» **Task directions**: Copy every entry exactly.

<<<<

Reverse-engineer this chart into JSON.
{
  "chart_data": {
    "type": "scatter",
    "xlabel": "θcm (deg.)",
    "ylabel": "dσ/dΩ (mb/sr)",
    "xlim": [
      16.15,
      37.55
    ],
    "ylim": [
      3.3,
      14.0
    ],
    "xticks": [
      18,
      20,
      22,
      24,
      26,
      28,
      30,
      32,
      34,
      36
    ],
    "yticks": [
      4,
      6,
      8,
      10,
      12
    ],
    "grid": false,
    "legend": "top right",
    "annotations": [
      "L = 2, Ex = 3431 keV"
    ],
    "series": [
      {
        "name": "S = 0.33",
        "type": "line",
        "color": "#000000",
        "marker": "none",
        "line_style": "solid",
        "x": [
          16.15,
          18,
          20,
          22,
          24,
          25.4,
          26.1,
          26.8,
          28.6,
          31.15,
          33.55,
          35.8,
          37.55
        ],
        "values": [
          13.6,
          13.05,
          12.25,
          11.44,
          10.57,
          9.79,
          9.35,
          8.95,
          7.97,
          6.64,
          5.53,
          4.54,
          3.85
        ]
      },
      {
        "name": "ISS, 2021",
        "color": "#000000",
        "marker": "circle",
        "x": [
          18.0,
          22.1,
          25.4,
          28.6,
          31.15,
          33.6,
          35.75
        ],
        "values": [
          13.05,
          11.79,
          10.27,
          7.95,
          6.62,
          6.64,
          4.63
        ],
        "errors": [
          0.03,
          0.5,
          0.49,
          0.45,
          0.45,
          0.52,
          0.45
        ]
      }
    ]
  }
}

>>>>

» **Exercise solution**:
Reverse-engineer this chart into JSON.
{
  "chart_data": {
    "type": "scatter",
    "xlabel": "θcm (deg.)",
    "ylabel": "dσ/dΩ (mb/sr)",
    "xlim": [
      16.15,
      37.55
    ],
    "ylim": [
      3.3,
      14.0
    ],
    "xticks": [
      18,
      20,
      22,
      24,
      26,
      28,
      30,
      32,
      34,
      36
    ],
    "yticks": [
      4,
      6,
      8,
      10,
      12
    ],
    "grid": false,
    "legend": "top right",
    "annotations": [
      "L = 2, Ex = 3431 keV"
    ],
    "series": [
      {
        "name": "S = 0.33",
        "type": "line",
        "color": "#000000",
        "marker": "none",
        "line_style": "solid",
        "x": [
          16.15,
          18,
          20,
          22,
          24,
          25.4,
          26.1,
          26.8,
          28.6,
          31.15,
          33.55,
          35.8,
          37.55
        ],
        "values": [
          13.6,
          13.05,
          12.25,
          11.44,
          10.57,
          9.79,
          9.35,
          8.95,
          7.97,
          6.64,
          5.53,
          4.54,
          3.85
        ]
      },
      {
        "name": "ISS, 2021",
        "color": "#000000",
        "marker": "circle",
        "x": [
          18.0,
          22.1,
          25.4,
          28.6,
          31.15,
          33.6,
          35.75
        ],
        "values": [
          13.05,
          11.79,
          10.27,
          7.95,
          6.62,
          6.64,
          4.63
        ],
        "errors": [
          0.03,
          0.5,
          0.49,
          0.45,
          0.45,
          0.52,
          0.45
        ]
      }
    ]
  }
}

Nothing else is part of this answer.